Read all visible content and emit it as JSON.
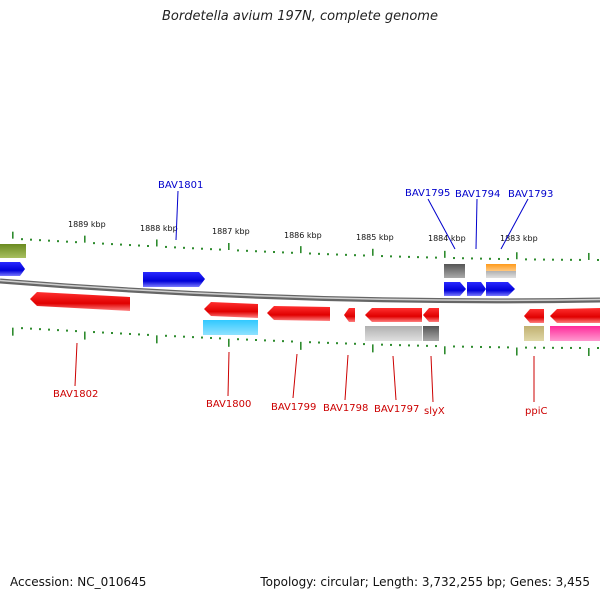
{
  "title": "Bordetella avium 197N, complete genome",
  "footer": {
    "accession": "Accession: NC_010645",
    "summary": "Topology: circular; Length: 3,732,255 bp; Genes: 3,455"
  },
  "colors": {
    "backbone": "#8a8a8a",
    "tick": "#2e8b2e",
    "forward_label": "#0000cc",
    "reverse_label": "#cc0000"
  },
  "kbp_labels": [
    "1889 kbp",
    "1888 kbp",
    "1887 kbp",
    "1886 kbp",
    "1885 kbp",
    "1884 kbp",
    "1883 kbp"
  ],
  "forward_gene_labels": [
    "BAV1801",
    "BAV1795",
    "BAV1794",
    "BAV1793"
  ],
  "reverse_gene_labels": [
    "BAV1802",
    "BAV1800",
    "BAV1799",
    "BAV1798",
    "BAV1797",
    "slyX",
    "ppiC"
  ]
}
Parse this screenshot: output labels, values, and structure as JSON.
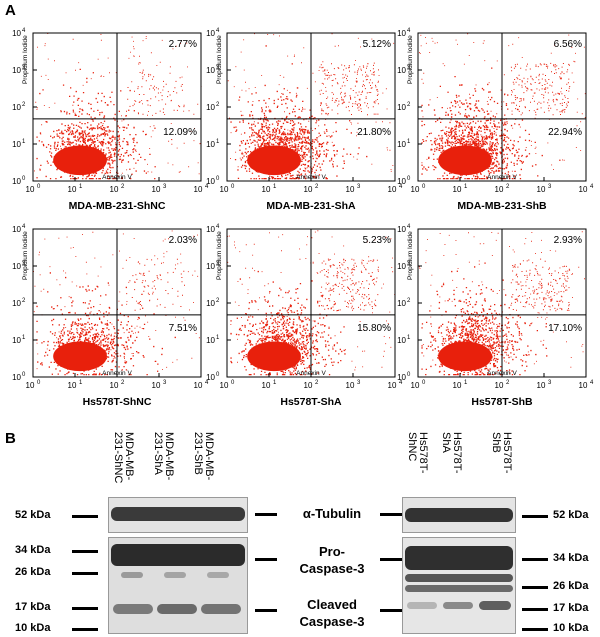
{
  "figure": {
    "panel_a_letter": "A",
    "panel_b_letter": "B"
  },
  "flow": {
    "y_axis_label": "Propidium Iodide",
    "x_axis_label": "Annexin V",
    "tick_labels": [
      "10",
      "10",
      "10",
      "10",
      "10"
    ],
    "tick_exponents": [
      "0",
      "1",
      "2",
      "3",
      "4"
    ],
    "point_color": "#e8200c",
    "plots": [
      {
        "caption": "MDA-MB-231-ShNC",
        "upper_right": "2.77%",
        "lower_right": "12.09%"
      },
      {
        "caption": "MDA-MB-231-ShA",
        "upper_right": "5.12%",
        "lower_right": "21.80%"
      },
      {
        "caption": "MDA-MB-231-ShB",
        "upper_right": "6.56%",
        "lower_right": "22.94%"
      },
      {
        "caption": "Hs578T-ShNC",
        "upper_right": "2.03%",
        "lower_right": "7.51%"
      },
      {
        "caption": "Hs578T-ShA",
        "upper_right": "5.23%",
        "lower_right": "15.80%"
      },
      {
        "caption": "Hs578T-ShB",
        "upper_right": "2.93%",
        "lower_right": "17.10%"
      }
    ]
  },
  "blot": {
    "left_lanes": [
      "MDA-MB-\n231-ShNC",
      "MDA-MB-\n231-ShA",
      "MDA-MB-\n231-ShB"
    ],
    "right_lanes": [
      "Hs578T-\nShNC",
      "Hs578T-\nShA",
      "Hs578T-\nShB"
    ],
    "proteins": {
      "tubulin": "α-Tubulin",
      "pro_caspase": "Pro-\nCaspase-3",
      "cleaved_caspase": "Cleaved\nCaspase-3"
    },
    "markers": {
      "kda52": "52 kDa",
      "kda34": "34 kDa",
      "kda26": "26 kDa",
      "kda17": "17 kDa",
      "kda10": "10 kDa"
    }
  }
}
------------
__WHAT THE TASK ASKS__.
From the entries above, return each line with the word "caption" in it.

__SOLUTION FOR THIS EXERCISE__.
        "caption": "MDA-MB-231-ShNC",
        "caption": "MDA-MB-231-ShA",
        "caption": "MDA-MB-231-ShB",
        "caption": "Hs578T-ShNC",
        "caption": "Hs578T-ShA",
        "caption": "Hs578T-ShB",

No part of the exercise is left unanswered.